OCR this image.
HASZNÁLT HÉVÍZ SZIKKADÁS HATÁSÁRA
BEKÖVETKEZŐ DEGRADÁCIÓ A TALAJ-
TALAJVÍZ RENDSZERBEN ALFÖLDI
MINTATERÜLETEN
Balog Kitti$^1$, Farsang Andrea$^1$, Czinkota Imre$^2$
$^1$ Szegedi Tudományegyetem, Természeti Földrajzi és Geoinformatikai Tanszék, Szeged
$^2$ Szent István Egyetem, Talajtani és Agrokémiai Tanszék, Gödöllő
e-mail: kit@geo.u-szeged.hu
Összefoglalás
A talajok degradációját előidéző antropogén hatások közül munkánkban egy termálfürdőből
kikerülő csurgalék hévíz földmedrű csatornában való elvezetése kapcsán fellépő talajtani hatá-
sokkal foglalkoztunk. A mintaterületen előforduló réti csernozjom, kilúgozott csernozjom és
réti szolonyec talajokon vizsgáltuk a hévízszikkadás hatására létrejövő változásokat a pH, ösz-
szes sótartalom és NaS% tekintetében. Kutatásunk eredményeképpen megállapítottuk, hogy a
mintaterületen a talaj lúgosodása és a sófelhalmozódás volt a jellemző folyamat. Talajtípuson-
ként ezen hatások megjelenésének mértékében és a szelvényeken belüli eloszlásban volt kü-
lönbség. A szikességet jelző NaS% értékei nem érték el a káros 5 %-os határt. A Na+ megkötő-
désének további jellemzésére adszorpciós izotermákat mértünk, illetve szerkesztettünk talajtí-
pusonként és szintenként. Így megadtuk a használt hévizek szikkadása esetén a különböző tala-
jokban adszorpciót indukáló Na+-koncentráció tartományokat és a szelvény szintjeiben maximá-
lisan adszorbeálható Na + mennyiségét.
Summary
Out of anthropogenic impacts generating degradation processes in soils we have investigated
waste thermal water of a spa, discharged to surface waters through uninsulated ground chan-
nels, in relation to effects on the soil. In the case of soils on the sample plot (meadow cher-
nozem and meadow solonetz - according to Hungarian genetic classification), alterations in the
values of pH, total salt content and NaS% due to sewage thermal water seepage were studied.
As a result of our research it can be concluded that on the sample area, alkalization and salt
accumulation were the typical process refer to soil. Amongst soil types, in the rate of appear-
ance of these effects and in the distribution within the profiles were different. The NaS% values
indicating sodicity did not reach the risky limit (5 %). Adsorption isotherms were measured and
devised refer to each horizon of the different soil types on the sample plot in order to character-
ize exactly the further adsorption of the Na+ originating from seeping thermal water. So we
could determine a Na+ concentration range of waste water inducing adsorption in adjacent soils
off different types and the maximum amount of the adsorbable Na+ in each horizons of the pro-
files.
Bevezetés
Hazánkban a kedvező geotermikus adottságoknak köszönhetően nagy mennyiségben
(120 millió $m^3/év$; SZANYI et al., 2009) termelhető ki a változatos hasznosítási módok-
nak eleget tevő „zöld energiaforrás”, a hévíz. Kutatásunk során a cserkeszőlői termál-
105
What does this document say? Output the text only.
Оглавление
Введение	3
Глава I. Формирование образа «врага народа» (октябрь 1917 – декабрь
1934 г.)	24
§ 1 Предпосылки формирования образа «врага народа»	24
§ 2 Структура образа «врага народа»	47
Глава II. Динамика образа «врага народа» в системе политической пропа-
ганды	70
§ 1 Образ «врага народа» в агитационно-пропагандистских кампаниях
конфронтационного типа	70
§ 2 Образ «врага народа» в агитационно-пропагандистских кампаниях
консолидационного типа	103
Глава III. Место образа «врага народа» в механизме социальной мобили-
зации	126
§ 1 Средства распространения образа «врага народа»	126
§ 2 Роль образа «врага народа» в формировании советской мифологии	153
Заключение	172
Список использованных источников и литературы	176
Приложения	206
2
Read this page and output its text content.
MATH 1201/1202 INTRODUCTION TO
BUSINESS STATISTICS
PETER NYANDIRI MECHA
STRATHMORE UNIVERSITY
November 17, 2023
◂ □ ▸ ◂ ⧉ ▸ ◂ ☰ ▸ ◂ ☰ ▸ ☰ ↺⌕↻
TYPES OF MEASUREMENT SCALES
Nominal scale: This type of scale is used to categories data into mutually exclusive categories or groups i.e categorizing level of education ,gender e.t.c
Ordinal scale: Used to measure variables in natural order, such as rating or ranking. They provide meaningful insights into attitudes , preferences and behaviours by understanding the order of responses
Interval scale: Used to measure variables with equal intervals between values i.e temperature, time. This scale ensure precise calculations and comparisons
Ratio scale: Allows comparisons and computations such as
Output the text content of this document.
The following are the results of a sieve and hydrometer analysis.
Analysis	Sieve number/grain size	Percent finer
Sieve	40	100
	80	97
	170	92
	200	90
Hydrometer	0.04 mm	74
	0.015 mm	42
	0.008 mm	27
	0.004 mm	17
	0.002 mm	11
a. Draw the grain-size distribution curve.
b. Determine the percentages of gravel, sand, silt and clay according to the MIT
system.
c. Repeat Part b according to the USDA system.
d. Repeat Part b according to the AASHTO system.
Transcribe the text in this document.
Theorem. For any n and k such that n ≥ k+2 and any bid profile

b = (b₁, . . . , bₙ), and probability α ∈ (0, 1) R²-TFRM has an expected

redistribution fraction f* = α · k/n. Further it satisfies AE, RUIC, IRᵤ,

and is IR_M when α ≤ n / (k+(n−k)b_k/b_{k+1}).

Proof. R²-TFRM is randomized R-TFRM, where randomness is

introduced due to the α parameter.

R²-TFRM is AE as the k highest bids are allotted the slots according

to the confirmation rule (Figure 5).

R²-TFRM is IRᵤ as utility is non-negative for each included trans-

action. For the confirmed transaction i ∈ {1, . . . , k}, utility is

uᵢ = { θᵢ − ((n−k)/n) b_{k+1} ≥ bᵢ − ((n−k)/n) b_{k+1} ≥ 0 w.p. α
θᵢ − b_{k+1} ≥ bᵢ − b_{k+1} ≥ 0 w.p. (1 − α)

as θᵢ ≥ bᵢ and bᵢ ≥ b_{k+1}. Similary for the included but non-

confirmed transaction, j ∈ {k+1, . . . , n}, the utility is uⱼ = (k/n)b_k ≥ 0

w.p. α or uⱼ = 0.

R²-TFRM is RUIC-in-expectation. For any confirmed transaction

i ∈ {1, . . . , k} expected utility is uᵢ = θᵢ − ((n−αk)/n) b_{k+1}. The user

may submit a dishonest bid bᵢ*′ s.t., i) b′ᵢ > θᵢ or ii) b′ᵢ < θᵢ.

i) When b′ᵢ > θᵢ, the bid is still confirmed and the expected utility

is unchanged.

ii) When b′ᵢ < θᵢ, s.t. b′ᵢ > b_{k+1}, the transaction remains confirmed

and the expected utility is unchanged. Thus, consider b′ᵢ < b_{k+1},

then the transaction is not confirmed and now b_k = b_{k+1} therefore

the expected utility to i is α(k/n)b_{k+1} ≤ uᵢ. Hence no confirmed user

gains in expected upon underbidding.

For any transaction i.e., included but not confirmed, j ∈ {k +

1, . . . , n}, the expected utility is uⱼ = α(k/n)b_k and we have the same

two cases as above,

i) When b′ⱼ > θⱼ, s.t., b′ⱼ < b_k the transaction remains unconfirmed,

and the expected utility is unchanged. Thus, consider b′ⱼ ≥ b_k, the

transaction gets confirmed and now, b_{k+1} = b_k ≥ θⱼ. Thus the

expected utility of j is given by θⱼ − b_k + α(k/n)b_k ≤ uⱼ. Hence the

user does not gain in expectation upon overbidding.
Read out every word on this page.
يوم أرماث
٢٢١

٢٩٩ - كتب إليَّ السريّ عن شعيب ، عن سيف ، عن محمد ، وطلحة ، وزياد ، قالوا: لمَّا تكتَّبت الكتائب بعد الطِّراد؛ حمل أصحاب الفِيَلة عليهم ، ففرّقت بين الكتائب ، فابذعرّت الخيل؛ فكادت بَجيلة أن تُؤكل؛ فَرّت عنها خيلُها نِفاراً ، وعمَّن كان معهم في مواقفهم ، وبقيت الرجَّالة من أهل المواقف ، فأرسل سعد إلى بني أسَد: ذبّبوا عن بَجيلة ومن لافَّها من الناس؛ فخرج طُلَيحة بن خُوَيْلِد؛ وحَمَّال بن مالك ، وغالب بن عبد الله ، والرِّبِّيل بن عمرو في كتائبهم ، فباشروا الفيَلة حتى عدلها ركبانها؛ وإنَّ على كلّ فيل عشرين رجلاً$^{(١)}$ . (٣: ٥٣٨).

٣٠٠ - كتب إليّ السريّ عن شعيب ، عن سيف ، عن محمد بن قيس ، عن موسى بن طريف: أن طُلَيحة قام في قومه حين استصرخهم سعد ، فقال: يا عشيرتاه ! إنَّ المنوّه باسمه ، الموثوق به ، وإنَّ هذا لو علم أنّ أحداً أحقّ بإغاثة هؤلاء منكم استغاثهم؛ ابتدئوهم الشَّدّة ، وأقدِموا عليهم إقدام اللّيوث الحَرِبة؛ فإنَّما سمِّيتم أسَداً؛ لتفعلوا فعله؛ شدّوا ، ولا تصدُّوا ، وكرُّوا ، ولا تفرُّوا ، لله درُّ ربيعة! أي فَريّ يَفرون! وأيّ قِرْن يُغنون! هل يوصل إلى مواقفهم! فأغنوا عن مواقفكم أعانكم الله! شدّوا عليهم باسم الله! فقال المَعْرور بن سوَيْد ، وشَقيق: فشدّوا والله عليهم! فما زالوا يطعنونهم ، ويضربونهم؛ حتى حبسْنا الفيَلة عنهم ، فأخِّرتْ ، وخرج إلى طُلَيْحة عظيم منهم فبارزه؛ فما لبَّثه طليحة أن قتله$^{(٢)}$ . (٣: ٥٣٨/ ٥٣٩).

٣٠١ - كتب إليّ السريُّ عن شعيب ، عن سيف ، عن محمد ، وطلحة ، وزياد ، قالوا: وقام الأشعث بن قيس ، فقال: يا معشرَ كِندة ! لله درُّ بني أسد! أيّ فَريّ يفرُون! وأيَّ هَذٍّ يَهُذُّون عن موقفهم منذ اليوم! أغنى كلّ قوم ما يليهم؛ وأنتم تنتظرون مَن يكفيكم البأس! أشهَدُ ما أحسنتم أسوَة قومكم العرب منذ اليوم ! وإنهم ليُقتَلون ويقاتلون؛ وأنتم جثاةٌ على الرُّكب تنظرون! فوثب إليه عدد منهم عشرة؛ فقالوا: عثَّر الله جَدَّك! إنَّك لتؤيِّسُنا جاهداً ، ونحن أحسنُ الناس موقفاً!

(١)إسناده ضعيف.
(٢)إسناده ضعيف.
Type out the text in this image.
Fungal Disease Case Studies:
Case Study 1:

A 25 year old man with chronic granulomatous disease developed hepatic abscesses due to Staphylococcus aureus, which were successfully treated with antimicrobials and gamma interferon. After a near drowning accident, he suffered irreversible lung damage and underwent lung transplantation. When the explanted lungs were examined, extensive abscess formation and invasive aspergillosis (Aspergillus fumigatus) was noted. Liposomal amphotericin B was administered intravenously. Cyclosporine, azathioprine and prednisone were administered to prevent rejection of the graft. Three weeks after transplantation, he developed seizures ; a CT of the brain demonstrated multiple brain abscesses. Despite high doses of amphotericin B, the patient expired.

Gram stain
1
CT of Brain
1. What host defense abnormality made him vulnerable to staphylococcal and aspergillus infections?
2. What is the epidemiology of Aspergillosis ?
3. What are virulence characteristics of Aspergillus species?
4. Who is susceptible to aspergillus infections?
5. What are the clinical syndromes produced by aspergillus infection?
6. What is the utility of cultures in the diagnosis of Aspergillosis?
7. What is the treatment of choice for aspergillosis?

++++++

### Prompt
Say how many lines in the records above hold "Repeat", and give no other text.

### Written solution
2